• **SOURCE RECORDS**

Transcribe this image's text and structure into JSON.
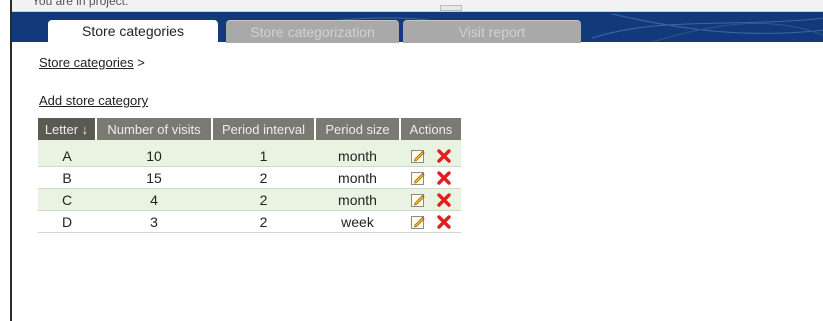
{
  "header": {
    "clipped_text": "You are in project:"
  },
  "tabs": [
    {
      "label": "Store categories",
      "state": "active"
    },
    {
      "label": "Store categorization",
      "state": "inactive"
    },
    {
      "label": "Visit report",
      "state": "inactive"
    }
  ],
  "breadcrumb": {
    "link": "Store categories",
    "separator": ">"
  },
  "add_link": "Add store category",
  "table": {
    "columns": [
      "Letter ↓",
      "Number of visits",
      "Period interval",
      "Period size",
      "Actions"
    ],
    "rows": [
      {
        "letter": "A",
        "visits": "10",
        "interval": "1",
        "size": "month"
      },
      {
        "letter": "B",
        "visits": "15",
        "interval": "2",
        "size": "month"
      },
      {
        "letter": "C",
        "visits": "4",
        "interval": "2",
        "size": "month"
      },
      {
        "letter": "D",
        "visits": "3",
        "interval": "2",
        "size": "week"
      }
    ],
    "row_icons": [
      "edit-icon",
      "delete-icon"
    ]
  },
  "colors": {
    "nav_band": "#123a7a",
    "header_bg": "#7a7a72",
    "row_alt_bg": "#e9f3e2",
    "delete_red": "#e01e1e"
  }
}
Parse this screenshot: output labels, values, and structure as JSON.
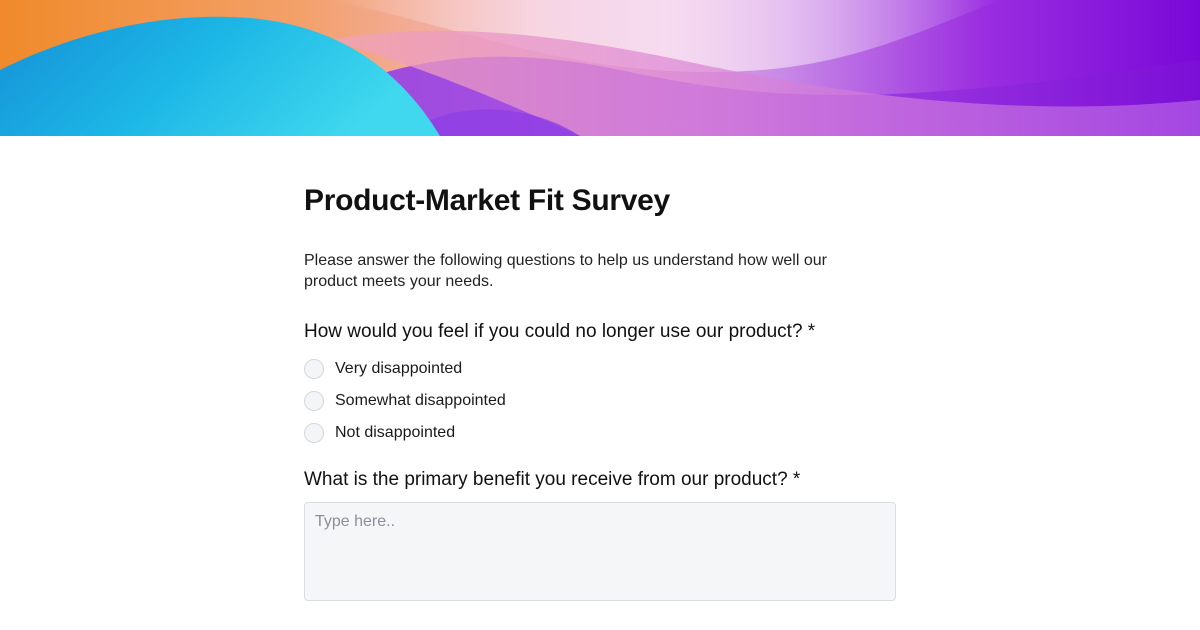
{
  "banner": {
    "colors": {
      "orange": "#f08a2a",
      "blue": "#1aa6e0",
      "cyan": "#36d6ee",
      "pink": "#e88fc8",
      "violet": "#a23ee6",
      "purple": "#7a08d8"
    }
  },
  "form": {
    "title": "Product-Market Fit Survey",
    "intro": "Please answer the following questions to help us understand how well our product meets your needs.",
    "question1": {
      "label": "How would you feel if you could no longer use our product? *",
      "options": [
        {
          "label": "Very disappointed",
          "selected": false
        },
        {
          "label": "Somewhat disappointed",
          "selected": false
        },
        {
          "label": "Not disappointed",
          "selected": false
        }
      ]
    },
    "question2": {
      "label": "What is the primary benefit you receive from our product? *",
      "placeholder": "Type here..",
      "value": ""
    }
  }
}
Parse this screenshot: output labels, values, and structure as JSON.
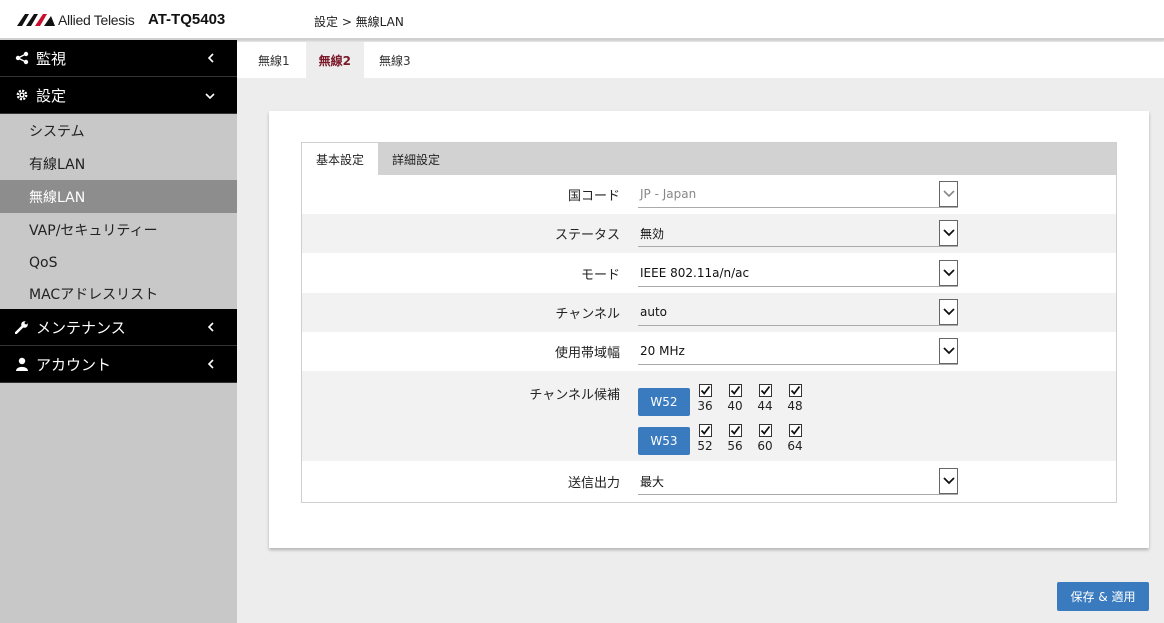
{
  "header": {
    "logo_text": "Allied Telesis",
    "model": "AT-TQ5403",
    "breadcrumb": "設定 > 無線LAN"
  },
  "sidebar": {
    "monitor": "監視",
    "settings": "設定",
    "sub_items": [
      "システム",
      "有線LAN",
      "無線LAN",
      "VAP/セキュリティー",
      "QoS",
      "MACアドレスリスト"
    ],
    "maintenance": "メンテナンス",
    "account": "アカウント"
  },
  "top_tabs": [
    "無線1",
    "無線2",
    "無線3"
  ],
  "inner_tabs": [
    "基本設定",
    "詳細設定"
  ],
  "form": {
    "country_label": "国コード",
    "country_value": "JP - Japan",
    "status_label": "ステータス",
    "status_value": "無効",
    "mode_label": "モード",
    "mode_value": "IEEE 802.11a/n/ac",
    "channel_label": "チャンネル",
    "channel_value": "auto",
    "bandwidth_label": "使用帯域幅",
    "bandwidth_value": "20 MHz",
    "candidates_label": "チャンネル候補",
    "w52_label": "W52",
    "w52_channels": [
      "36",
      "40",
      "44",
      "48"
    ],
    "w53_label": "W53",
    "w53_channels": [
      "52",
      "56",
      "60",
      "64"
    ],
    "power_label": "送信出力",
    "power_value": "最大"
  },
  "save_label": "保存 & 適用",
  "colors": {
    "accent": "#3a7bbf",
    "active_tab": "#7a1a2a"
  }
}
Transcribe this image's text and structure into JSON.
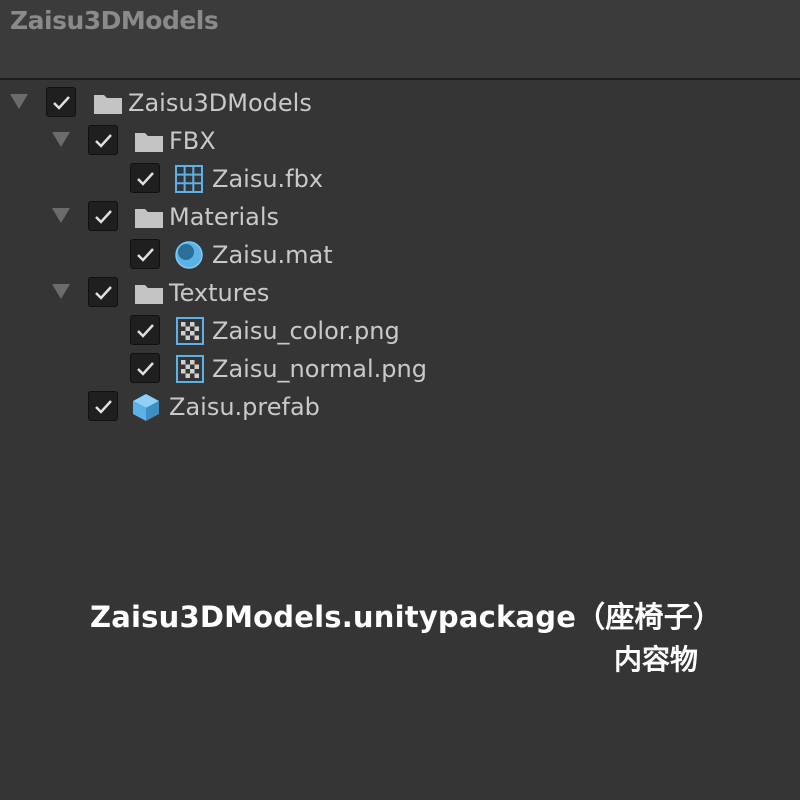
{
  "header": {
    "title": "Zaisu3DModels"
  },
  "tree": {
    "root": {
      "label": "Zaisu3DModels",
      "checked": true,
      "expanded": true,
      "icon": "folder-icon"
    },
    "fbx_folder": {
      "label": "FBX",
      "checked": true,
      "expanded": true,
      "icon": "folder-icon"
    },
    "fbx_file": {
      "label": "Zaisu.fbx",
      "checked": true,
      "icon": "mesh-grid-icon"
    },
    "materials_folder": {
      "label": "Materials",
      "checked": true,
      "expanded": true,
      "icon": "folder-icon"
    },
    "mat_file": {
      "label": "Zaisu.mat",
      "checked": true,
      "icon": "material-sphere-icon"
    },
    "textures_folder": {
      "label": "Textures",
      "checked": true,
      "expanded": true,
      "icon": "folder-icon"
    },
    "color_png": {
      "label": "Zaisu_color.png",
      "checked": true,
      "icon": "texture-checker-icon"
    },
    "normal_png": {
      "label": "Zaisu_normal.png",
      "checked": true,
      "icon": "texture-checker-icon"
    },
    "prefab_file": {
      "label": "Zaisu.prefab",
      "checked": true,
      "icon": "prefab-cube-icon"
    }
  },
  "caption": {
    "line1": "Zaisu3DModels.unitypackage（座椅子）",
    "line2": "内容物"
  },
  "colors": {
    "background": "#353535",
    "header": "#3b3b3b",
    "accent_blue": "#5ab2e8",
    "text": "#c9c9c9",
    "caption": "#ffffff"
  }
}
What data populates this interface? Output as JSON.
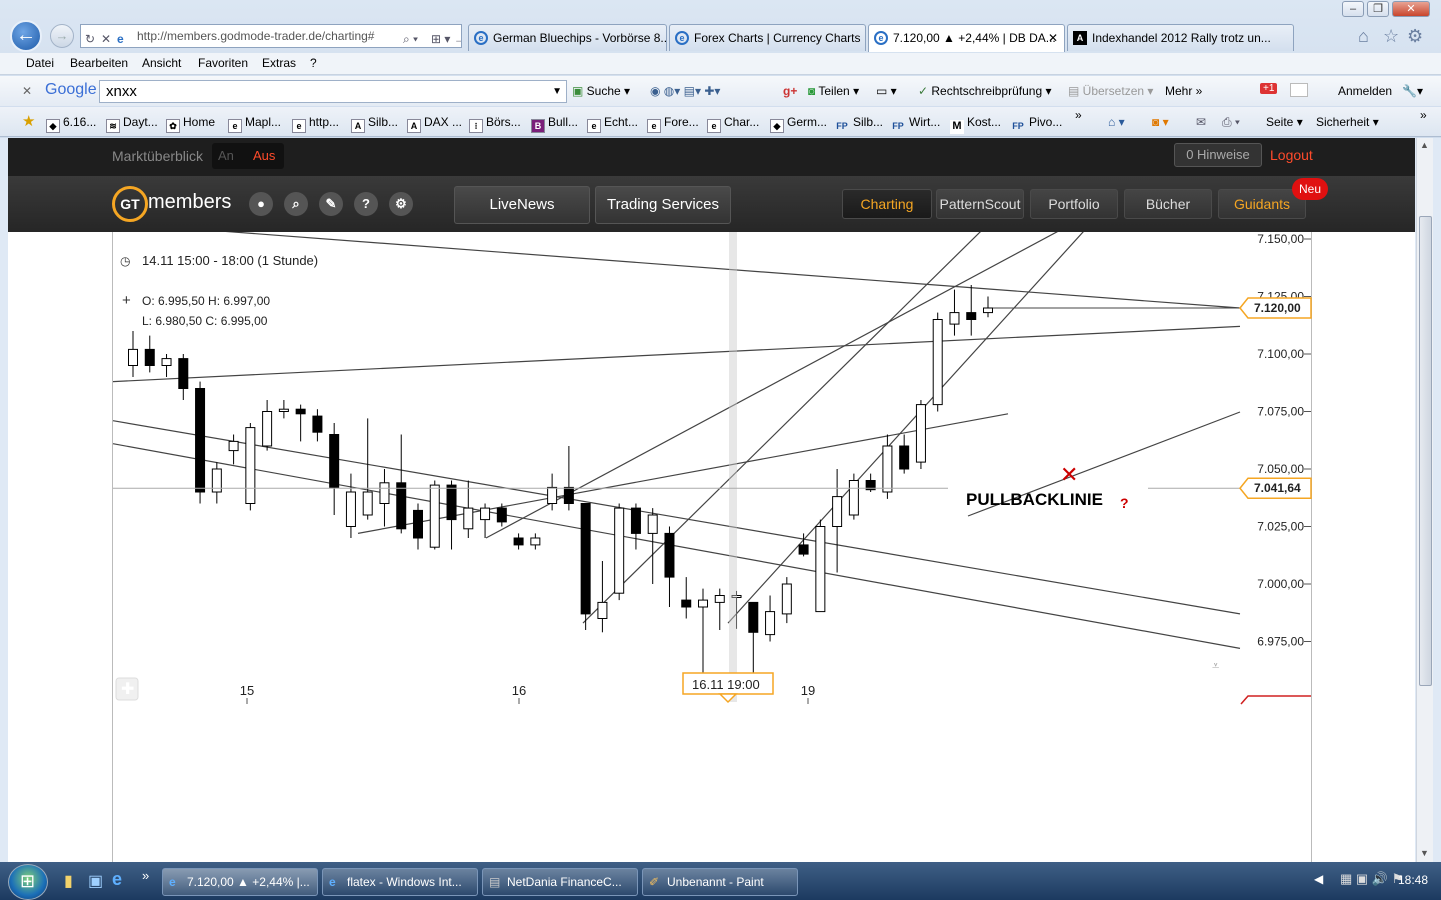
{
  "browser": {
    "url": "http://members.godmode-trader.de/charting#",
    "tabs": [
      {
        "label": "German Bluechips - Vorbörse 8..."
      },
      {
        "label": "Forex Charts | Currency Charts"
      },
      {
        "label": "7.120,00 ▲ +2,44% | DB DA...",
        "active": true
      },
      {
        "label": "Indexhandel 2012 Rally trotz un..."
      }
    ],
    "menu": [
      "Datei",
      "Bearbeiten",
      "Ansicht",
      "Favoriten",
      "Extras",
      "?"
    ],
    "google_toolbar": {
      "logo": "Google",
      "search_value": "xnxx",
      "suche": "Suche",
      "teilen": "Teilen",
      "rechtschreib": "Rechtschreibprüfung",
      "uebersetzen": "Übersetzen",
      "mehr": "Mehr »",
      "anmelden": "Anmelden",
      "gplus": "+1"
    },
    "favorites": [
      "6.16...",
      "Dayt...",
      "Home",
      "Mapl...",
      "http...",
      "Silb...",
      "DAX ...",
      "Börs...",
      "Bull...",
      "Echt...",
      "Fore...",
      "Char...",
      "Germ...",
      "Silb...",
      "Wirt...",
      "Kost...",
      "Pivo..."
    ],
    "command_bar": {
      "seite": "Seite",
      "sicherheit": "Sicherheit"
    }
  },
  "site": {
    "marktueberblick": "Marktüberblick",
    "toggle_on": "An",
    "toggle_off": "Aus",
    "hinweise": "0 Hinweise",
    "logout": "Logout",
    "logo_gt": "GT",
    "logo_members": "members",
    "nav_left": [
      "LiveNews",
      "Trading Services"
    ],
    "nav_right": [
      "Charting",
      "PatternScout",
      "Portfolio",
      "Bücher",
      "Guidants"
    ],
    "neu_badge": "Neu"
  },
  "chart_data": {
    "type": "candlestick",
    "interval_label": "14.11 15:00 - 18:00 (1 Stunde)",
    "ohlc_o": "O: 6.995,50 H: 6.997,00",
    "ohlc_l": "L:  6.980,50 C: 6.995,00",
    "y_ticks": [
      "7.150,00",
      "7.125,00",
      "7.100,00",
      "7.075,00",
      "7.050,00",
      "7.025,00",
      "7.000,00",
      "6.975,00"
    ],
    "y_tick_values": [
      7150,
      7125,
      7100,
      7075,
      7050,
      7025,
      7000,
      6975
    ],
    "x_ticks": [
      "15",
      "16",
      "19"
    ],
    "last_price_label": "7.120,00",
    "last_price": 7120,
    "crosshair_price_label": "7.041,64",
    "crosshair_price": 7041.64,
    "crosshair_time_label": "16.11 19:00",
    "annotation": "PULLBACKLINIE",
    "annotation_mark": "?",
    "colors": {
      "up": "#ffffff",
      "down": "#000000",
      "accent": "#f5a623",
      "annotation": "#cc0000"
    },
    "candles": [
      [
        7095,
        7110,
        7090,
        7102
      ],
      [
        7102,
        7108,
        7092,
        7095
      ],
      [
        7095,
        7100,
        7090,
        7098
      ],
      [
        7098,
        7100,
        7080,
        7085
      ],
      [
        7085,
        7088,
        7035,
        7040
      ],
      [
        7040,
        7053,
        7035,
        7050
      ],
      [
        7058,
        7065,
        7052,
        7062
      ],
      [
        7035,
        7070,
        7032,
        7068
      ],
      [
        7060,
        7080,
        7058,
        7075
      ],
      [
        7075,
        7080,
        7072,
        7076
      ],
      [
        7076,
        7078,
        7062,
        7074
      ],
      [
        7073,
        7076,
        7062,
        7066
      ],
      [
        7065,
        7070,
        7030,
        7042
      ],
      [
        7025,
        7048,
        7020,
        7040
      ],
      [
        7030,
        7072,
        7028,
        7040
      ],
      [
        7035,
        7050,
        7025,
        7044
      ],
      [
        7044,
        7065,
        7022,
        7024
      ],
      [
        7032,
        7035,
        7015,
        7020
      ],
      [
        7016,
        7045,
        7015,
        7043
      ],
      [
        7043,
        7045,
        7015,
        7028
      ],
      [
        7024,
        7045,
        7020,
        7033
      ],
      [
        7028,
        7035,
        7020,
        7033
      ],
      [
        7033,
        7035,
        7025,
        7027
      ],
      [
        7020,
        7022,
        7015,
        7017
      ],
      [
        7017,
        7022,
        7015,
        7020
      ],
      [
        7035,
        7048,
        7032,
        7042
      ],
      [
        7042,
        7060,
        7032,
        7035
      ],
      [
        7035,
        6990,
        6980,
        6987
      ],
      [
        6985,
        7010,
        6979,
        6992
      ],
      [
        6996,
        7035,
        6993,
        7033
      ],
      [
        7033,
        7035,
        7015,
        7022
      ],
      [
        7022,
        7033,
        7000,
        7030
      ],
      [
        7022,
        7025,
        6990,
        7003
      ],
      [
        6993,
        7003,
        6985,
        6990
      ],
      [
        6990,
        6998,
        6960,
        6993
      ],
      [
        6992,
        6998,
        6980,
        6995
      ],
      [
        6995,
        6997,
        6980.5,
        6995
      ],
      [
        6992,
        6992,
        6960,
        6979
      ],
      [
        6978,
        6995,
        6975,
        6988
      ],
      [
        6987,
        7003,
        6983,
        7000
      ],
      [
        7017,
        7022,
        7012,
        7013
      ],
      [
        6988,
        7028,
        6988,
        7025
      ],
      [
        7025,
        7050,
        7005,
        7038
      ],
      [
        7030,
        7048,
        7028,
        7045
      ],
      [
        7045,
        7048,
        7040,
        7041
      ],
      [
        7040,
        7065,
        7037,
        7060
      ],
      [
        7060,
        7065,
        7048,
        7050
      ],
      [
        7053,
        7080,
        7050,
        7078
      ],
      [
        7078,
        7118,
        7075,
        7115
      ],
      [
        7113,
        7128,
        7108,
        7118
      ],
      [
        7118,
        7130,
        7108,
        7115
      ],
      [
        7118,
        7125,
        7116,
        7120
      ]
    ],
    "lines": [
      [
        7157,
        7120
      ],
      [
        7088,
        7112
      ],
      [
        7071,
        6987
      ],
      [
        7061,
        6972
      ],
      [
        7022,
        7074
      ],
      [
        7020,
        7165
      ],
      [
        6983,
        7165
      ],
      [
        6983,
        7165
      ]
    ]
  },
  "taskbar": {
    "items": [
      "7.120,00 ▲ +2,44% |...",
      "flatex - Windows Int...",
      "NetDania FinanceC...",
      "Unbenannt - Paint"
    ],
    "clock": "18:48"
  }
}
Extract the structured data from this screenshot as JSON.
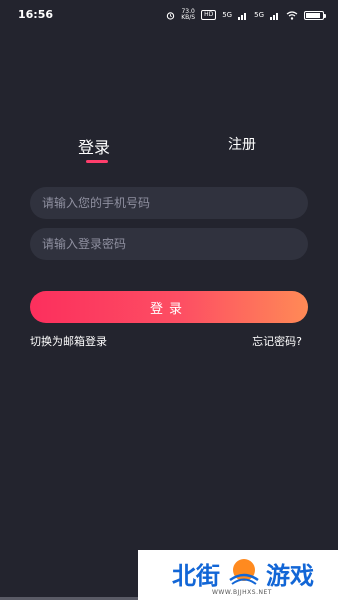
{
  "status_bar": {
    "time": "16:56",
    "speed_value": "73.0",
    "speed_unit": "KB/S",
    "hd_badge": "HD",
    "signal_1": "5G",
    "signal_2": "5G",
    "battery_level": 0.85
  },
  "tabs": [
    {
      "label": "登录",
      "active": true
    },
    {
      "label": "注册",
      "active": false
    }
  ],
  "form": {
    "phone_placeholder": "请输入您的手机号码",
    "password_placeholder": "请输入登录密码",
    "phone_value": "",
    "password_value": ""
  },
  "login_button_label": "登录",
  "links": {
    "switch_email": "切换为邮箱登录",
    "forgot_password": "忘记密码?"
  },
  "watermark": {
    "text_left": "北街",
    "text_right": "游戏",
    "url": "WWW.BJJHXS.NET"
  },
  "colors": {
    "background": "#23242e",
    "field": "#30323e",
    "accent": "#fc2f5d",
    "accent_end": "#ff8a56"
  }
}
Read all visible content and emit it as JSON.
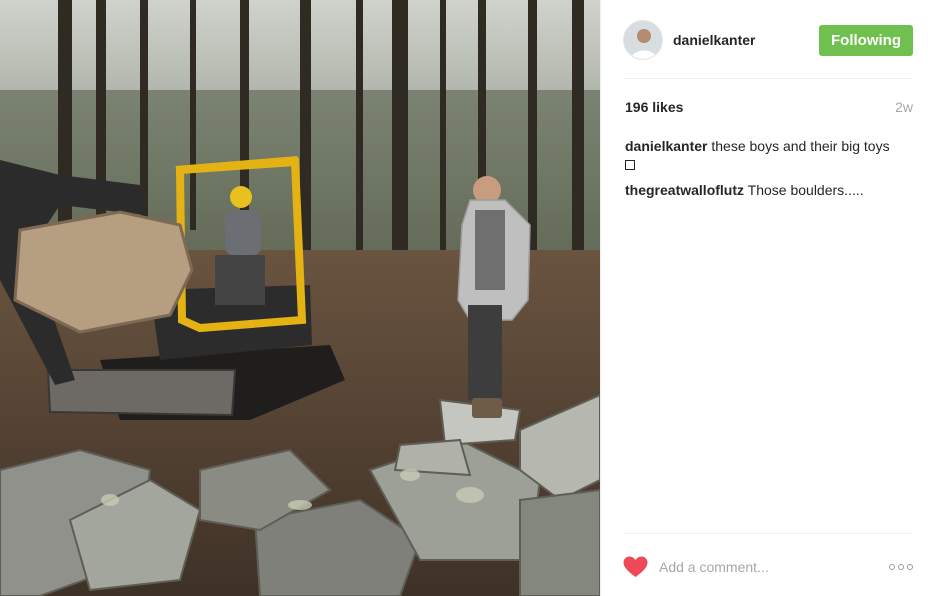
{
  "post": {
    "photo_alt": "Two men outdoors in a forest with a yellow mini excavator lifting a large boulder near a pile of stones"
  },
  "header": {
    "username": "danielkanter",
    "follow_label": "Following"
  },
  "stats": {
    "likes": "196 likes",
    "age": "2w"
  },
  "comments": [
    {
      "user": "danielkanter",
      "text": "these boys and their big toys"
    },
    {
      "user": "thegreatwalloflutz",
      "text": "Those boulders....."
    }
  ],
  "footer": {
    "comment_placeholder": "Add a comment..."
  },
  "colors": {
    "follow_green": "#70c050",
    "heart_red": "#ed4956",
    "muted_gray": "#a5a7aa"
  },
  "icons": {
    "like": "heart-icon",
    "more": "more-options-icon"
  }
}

• **TASK DETAILS**
Retype only the lines above from the one with "Extract the structured" through the last, both ends included, keeping every picture out of the copy.

• **RIGHT ANSWER**
Extract the structured data from this screenshot as JSON.
{
  "status_bar": {
    "time": "16:56",
    "speed_value": "73.0",
    "speed_unit": "KB/S",
    "hd_badge": "HD",
    "signal_1": "5G",
    "signal_2": "5G",
    "battery_level": 0.85
  },
  "tabs": [
    {
      "label": "登录",
      "active": true
    },
    {
      "label": "注册",
      "active": false
    }
  ],
  "form": {
    "phone_placeholder": "请输入您的手机号码",
    "password_placeholder": "请输入登录密码",
    "phone_value": "",
    "password_value": ""
  },
  "login_button_label": "登录",
  "links": {
    "switch_email": "切换为邮箱登录",
    "forgot_password": "忘记密码?"
  },
  "watermark": {
    "text_left": "北街",
    "text_right": "游戏",
    "url": "WWW.BJJHXS.NET"
  },
  "colors": {
    "background": "#23242e",
    "field": "#30323e",
    "accent": "#fc2f5d",
    "accent_end": "#ff8a56"
  }
}
Read all visible content and emit it as JSON.
{
  "post": {
    "photo_alt": "Two men outdoors in a forest with a yellow mini excavator lifting a large boulder near a pile of stones"
  },
  "header": {
    "username": "danielkanter",
    "follow_label": "Following"
  },
  "stats": {
    "likes": "196 likes",
    "age": "2w"
  },
  "comments": [
    {
      "user": "danielkanter",
      "text": "these boys and their big toys"
    },
    {
      "user": "thegreatwalloflutz",
      "text": "Those boulders....."
    }
  ],
  "footer": {
    "comment_placeholder": "Add a comment..."
  },
  "colors": {
    "follow_green": "#70c050",
    "heart_red": "#ed4956",
    "muted_gray": "#a5a7aa"
  },
  "icons": {
    "like": "heart-icon",
    "more": "more-options-icon"
  }
}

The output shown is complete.